Data extracted from a collection
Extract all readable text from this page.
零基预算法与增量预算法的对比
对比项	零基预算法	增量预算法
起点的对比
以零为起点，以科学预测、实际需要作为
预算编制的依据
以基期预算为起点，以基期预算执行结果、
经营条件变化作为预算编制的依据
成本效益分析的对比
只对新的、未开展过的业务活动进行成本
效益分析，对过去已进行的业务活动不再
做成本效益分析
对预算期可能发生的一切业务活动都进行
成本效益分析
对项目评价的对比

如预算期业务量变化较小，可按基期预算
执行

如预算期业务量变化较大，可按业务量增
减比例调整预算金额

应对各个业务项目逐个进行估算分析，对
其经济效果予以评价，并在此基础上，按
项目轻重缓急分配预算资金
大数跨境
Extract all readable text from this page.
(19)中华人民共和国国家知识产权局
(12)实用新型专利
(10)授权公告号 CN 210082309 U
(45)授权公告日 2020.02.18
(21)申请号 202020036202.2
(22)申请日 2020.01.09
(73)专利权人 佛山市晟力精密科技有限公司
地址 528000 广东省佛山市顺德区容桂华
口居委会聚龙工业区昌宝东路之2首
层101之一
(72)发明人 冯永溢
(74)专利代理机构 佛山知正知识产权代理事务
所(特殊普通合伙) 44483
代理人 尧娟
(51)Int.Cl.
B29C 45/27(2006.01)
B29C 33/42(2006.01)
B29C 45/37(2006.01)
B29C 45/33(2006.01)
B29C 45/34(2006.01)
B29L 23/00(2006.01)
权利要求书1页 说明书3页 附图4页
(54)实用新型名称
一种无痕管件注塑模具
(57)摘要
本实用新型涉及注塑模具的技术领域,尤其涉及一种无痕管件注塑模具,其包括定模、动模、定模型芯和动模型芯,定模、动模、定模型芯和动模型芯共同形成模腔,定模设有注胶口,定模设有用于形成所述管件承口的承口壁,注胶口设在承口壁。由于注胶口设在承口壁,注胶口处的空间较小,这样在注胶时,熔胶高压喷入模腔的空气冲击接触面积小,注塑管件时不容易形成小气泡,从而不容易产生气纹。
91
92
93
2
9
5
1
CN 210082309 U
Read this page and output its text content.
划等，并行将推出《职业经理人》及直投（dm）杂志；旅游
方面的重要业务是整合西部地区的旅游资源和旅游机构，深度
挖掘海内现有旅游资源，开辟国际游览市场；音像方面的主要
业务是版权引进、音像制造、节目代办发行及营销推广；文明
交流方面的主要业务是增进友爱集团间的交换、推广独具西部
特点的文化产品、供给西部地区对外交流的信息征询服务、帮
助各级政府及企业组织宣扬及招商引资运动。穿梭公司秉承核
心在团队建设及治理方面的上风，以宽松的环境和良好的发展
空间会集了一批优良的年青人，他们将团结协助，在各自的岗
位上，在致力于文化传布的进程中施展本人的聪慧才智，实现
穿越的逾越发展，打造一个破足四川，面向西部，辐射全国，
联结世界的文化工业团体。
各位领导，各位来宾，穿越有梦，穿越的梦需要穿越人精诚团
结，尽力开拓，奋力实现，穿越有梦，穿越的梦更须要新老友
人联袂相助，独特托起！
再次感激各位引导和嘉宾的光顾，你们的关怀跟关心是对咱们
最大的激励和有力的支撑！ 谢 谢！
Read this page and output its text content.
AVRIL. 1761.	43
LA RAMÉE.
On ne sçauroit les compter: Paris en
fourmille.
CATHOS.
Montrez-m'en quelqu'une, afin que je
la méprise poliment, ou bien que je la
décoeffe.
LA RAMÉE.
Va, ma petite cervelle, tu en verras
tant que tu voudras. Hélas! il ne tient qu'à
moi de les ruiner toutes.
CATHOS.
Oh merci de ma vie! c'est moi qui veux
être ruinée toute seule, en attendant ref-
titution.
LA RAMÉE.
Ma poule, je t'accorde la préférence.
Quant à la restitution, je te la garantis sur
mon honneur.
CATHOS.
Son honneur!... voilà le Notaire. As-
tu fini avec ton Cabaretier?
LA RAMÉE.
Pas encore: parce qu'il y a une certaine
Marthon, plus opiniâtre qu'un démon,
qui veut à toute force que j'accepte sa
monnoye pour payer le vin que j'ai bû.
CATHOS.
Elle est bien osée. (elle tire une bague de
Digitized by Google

Task requirements
The records above should be repeated in full, exactly as given.

Written solution
Extract all readable text from this page.
零基预算法与增量预算法的对比
对比项	零基预算法	增量预算法
起点的对比
以零为起点，以科学预测、实际需要作为
预算编制的依据
以基期预算为起点，以基期预算执行结果、
经营条件变化作为预算编制的依据
成本效益分析的对比
只对新的、未开展过的业务活动进行成本
效益分析，对过去已进行的业务活动不再
做成本效益分析
对预算期可能发生的一切业务活动都进行
成本效益分析
对项目评价的对比

如预算期业务量变化较小，可按基期预算
执行

如预算期业务量变化较大，可按业务量增
减比例调整预算金额

应对各个业务项目逐个进行估算分析，对
其经济效果予以评价，并在此基础上，按
项目轻重缓急分配预算资金
大数跨境
Extract all readable text from this page.
(19)中华人民共和国国家知识产权局
(12)实用新型专利
(10)授权公告号 CN 210082309 U
(45)授权公告日 2020.02.18
(21)申请号 202020036202.2
(22)申请日 2020.01.09
(73)专利权人 佛山市晟力精密科技有限公司
地址 528000 广东省佛山市顺德区容桂华
口居委会聚龙工业区昌宝东路之2首
层101之一
(72)发明人 冯永溢
(74)专利代理机构 佛山知正知识产权代理事务
所(特殊普通合伙) 44483
代理人 尧娟
(51)Int.Cl.
B29C 45/27(2006.01)
B29C 33/42(2006.01)
B29C 45/37(2006.01)
B29C 45/33(2006.01)
B29C 45/34(2006.01)
B29L 23/00(2006.01)
权利要求书1页 说明书3页 附图4页
(54)实用新型名称
一种无痕管件注塑模具
(57)摘要
本实用新型涉及注塑模具的技术领域,尤其涉及一种无痕管件注塑模具,其包括定模、动模、定模型芯和动模型芯,定模、动模、定模型芯和动模型芯共同形成模腔,定模设有注胶口,定模设有用于形成所述管件承口的承口壁,注胶口设在承口壁。由于注胶口设在承口壁,注胶口处的空间较小,这样在注胶时,熔胶高压喷入模腔的空气冲击接触面积小,注塑管件时不容易形成小气泡,从而不容易产生气纹。
91
92
93
2
9
5
1
CN 210082309 U
Read this page and output its text content.
划等，并行将推出《职业经理人》及直投（dm）杂志；旅游
方面的重要业务是整合西部地区的旅游资源和旅游机构，深度
挖掘海内现有旅游资源，开辟国际游览市场；音像方面的主要
业务是版权引进、音像制造、节目代办发行及营销推广；文明
交流方面的主要业务是增进友爱集团间的交换、推广独具西部
特点的文化产品、供给西部地区对外交流的信息征询服务、帮
助各级政府及企业组织宣扬及招商引资运动。穿梭公司秉承核
心在团队建设及治理方面的上风，以宽松的环境和良好的发展
空间会集了一批优良的年青人，他们将团结协助，在各自的岗
位上，在致力于文化传布的进程中施展本人的聪慧才智，实现
穿越的逾越发展，打造一个破足四川，面向西部，辐射全国，
联结世界的文化工业团体。
各位领导，各位来宾，穿越有梦，穿越的梦需要穿越人精诚团
结，尽力开拓，奋力实现，穿越有梦，穿越的梦更须要新老友
人联袂相助，独特托起！
再次感激各位引导和嘉宾的光顾，你们的关怀跟关心是对咱们
最大的激励和有力的支撑！ 谢 谢！
Read this page and output its text content.
AVRIL. 1761.	43
LA RAMÉE.
On ne sçauroit les compter: Paris en
fourmille.
CATHOS.
Montrez-m'en quelqu'une, afin que je
la méprise poliment, ou bien que je la
décoeffe.
LA RAMÉE.
Va, ma petite cervelle, tu en verras
tant que tu voudras. Hélas! il ne tient qu'à
moi de les ruiner toutes.
CATHOS.
Oh merci de ma vie! c'est moi qui veux
être ruinée toute seule, en attendant ref-
titution.
LA RAMÉE.
Ma poule, je t'accorde la préférence.
Quant à la restitution, je te la garantis sur
mon honneur.
CATHOS.
Son honneur!... voilà le Notaire. As-
tu fini avec ton Cabaretier?
LA RAMÉE.
Pas encore: parce qu'il y a une certaine
Marthon, plus opiniâtre qu'un démon,
qui veut à toute force que j'accepte sa
monnoye pour payer le vin que j'ai bû.
CATHOS.
Elle est bien osée. (elle tire une bague de
Digitized by Google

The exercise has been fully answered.